◆ Problem: Reproduce all entries precisely as they are written.

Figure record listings
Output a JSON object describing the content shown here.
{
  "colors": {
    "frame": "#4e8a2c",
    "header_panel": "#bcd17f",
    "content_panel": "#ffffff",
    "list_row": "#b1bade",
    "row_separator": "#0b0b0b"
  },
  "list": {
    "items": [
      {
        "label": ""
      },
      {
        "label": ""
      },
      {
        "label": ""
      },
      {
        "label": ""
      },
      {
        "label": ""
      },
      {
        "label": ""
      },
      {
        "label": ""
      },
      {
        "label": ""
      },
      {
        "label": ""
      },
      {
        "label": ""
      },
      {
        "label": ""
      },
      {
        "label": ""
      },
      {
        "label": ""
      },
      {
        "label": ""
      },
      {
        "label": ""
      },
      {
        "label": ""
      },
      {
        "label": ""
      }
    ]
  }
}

◆ Final answer:
Output a JSON object describing the content shown here.
{
  "colors": {
    "frame": "#4e8a2c",
    "header_panel": "#bcd17f",
    "content_panel": "#ffffff",
    "list_row": "#b1bade",
    "row_separator": "#0b0b0b"
  },
  "list": {
    "items": [
      {
        "label": ""
      },
      {
        "label": ""
      },
      {
        "label": ""
      },
      {
        "label": ""
      },
      {
        "label": ""
      },
      {
        "label": ""
      },
      {
        "label": ""
      },
      {
        "label": ""
      },
      {
        "label": ""
      },
      {
        "label": ""
      },
      {
        "label": ""
      },
      {
        "label": ""
      },
      {
        "label": ""
      },
      {
        "label": ""
      },
      {
        "label": ""
      },
      {
        "label": ""
      },
      {
        "label": ""
      }
    ]
  }
}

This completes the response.